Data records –

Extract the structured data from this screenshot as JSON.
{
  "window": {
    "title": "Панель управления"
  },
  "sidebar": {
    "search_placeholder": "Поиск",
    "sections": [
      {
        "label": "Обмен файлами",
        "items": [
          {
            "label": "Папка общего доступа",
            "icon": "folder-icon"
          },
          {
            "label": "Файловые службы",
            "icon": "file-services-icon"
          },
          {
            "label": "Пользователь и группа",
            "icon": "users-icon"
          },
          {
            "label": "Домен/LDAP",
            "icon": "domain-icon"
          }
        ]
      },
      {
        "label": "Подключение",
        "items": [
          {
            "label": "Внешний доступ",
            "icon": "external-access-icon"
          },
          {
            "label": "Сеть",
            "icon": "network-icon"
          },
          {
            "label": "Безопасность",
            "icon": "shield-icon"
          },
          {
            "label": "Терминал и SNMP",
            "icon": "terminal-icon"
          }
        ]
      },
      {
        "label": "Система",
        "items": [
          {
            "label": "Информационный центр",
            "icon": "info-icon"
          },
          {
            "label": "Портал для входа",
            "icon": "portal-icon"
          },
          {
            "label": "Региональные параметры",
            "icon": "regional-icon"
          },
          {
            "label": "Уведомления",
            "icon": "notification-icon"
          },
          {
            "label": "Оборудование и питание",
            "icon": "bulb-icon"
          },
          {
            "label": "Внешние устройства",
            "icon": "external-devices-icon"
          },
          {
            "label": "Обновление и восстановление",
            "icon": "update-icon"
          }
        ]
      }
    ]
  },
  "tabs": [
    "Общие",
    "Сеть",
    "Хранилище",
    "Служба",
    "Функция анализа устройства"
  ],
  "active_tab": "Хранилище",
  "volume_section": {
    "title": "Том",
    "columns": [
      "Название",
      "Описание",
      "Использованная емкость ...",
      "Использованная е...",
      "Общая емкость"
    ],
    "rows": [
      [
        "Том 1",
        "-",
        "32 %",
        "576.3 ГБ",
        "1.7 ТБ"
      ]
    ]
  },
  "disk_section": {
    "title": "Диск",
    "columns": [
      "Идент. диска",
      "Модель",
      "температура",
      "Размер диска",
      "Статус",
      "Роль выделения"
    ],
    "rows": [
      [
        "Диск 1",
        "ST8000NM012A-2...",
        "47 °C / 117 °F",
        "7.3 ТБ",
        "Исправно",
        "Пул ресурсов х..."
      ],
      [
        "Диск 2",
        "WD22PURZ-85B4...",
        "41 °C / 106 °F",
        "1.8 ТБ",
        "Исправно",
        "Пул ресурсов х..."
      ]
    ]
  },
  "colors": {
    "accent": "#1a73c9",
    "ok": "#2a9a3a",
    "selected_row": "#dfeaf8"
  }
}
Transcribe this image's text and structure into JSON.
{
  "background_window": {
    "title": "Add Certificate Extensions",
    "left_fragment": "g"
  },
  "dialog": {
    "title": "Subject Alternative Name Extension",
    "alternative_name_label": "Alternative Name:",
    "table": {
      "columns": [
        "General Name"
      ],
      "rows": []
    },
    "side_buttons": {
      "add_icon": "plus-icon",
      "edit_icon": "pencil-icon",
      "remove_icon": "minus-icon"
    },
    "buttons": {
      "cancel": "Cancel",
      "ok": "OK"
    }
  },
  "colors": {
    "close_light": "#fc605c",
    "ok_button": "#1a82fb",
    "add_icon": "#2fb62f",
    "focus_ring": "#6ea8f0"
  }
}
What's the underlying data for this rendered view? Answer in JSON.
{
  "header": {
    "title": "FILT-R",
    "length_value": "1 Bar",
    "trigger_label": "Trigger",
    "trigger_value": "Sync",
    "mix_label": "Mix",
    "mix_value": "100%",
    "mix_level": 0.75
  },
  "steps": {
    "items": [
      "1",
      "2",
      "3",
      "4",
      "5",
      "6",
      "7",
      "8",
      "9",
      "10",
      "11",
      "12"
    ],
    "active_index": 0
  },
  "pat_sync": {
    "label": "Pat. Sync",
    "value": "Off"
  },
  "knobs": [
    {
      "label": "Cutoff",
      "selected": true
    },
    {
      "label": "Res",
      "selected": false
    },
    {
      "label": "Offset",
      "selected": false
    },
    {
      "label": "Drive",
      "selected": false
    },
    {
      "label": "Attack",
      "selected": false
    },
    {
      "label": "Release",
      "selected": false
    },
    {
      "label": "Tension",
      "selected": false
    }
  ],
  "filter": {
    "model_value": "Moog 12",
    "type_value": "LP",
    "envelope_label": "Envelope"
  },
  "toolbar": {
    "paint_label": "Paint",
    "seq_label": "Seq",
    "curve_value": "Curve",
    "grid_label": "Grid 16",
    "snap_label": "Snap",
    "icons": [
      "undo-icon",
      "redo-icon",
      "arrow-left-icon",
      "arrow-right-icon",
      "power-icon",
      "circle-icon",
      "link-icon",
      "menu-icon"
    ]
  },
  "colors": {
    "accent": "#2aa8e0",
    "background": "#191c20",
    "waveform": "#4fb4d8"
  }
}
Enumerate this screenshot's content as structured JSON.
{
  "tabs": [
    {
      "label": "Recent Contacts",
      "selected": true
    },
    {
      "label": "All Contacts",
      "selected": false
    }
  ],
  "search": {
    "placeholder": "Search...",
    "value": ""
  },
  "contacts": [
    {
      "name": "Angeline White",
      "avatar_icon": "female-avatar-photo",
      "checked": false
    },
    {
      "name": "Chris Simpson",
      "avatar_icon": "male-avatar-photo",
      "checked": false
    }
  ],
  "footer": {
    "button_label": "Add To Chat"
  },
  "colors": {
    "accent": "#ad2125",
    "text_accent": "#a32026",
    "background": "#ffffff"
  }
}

REQUEST –
Lines in the records that hold the word "емкость" are to be counted; give only the total.

REPLY TO THE EXERCISE –
2